Exercise requirements: All the records that follow need to be reproduced exactly. Omit the images.

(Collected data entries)
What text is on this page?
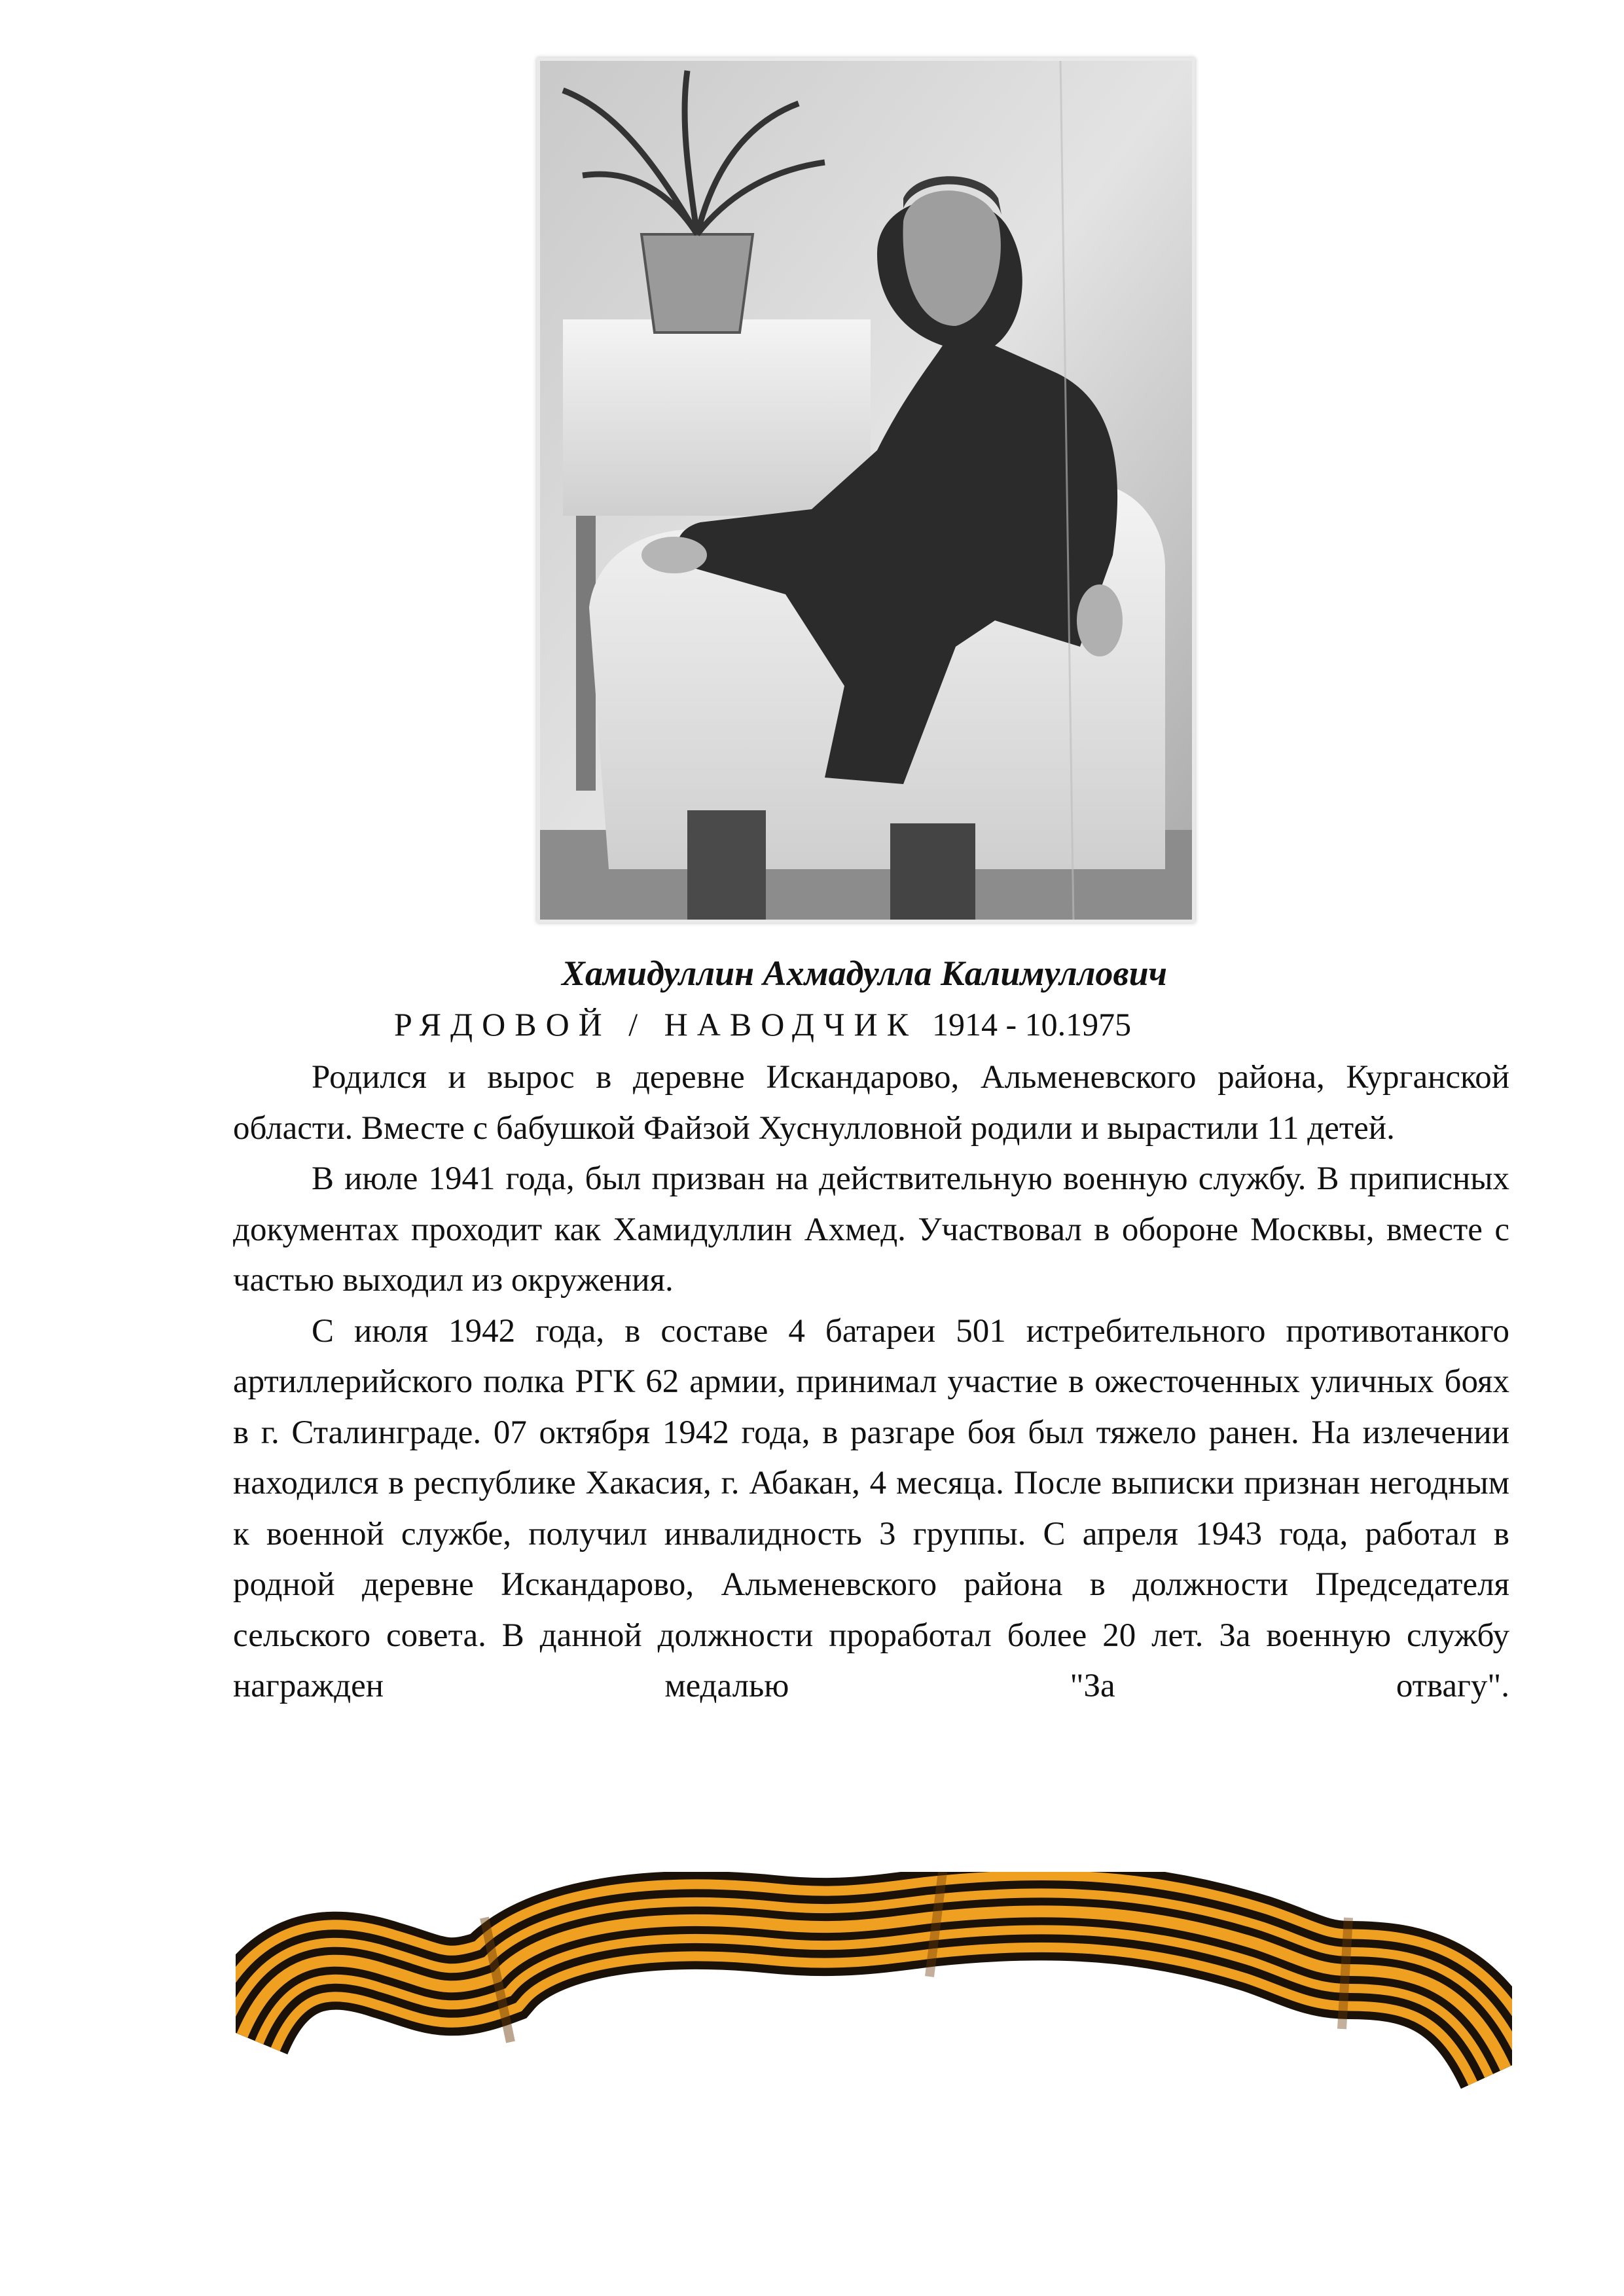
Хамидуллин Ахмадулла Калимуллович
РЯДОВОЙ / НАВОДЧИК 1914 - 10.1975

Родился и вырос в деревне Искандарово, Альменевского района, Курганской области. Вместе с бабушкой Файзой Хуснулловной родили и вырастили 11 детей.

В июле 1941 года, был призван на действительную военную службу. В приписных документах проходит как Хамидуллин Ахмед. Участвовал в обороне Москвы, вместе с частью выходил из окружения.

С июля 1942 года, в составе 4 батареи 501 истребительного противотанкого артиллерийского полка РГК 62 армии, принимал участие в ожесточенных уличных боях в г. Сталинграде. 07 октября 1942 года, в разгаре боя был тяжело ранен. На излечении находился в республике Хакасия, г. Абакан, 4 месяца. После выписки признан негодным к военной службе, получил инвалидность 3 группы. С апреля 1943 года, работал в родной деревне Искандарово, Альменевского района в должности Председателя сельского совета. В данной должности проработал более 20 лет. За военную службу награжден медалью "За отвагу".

Result for this task:
What text is on this page?
Хамидуллин Ахмадулла Калимуллович
РЯДОВОЙ / НАВОДЧИК 1914 - 10.1975

Родился и вырос в деревне Искандарово, Альменевского района, Курганской области. Вместе с бабушкой Файзой Хуснулловной родили и вырастили 11 детей.

В июле 1941 года, был призван на действительную военную службу. В приписных документах проходит как Хамидуллин Ахмед. Участвовал в обороне Москвы, вместе с частью выходил из окружения.

С июля 1942 года, в составе 4 батареи 501 истребительного противотанкого артиллерийского полка РГК 62 армии, принимал участие в ожесточенных уличных боях в г. Сталинграде. 07 октября 1942 года, в разгаре боя был тяжело ранен. На излечении находился в республике Хакасия, г. Абакан, 4 месяца. После выписки признан негодным к военной службе, получил инвалидность 3 группы. С апреля 1943 года, работал в родной деревне Искандарово, Альменевского района в должности Председателя сельского совета. В данной должности проработал более 20 лет. За военную службу награжден медалью "За отвагу".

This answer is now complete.